• [WORK INSTRUCTIONS]: Return each line of the listing that contains the string "JSON".

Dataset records
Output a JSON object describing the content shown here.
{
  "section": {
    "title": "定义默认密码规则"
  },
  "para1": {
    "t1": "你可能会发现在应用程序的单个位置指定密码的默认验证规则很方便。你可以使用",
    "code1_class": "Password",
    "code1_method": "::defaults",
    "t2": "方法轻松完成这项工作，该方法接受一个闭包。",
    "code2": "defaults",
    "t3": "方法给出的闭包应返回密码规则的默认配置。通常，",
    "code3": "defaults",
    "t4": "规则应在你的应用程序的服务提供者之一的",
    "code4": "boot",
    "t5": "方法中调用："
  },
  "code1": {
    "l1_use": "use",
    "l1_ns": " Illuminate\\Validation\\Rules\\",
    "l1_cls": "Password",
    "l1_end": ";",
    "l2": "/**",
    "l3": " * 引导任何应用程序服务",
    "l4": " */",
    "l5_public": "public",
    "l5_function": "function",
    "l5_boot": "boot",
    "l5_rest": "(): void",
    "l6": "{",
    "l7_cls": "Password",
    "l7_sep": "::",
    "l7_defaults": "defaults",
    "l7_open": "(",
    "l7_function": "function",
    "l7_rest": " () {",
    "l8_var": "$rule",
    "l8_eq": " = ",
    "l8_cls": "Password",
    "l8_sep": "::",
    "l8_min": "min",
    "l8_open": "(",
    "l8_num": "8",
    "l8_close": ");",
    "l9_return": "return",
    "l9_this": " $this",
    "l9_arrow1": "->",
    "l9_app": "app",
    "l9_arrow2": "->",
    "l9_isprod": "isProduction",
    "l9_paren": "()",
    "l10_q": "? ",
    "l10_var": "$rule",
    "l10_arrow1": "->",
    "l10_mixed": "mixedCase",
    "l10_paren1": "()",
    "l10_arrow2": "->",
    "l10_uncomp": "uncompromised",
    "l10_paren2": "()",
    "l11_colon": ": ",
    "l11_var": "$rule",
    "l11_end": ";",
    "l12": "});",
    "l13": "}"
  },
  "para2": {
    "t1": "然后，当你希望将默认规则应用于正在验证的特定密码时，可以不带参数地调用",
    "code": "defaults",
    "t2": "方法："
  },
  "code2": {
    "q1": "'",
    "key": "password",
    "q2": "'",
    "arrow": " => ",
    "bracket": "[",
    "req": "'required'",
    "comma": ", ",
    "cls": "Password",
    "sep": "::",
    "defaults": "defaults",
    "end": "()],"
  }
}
==
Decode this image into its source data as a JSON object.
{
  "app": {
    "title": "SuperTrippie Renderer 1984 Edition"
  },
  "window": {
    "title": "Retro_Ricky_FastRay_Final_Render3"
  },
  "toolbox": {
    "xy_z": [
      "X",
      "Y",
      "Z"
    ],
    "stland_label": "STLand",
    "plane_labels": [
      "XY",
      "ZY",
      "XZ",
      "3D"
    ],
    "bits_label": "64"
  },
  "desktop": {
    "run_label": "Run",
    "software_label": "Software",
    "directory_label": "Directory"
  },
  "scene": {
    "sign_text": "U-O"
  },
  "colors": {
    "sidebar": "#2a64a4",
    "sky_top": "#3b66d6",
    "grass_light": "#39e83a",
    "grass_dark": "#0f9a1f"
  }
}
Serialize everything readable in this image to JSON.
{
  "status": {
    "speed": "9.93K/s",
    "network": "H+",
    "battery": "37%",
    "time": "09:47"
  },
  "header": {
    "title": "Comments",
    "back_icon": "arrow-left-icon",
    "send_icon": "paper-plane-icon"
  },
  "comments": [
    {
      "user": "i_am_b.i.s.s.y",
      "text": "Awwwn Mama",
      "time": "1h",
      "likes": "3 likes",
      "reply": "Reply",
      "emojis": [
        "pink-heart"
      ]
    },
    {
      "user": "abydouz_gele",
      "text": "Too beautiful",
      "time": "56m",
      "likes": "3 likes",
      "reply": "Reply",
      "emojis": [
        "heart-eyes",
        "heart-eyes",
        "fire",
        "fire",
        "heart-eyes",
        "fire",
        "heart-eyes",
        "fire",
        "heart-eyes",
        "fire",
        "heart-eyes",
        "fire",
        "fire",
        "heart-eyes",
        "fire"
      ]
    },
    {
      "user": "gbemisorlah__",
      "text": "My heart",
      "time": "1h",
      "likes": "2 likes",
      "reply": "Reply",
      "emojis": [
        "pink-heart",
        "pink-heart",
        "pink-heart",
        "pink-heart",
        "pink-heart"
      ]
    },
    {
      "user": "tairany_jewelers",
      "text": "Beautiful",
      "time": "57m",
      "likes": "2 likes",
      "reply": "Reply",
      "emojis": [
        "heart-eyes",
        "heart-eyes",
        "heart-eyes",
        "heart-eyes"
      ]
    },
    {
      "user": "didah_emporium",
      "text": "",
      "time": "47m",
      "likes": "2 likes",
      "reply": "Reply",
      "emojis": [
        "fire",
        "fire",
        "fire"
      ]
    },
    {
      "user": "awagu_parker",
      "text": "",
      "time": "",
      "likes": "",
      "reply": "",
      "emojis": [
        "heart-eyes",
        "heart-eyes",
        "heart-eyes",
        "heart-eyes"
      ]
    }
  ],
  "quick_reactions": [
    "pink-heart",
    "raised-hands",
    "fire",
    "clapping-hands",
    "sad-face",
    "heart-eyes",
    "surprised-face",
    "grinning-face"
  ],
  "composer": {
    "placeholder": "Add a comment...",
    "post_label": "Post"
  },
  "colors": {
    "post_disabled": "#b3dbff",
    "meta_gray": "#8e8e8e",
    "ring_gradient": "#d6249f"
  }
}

• [WRITTEN ANSWER]:
Output a JSON object describing the content shown here.
Decode this image into its source data as a JSON object.
Serialize everything readable in this image to JSON.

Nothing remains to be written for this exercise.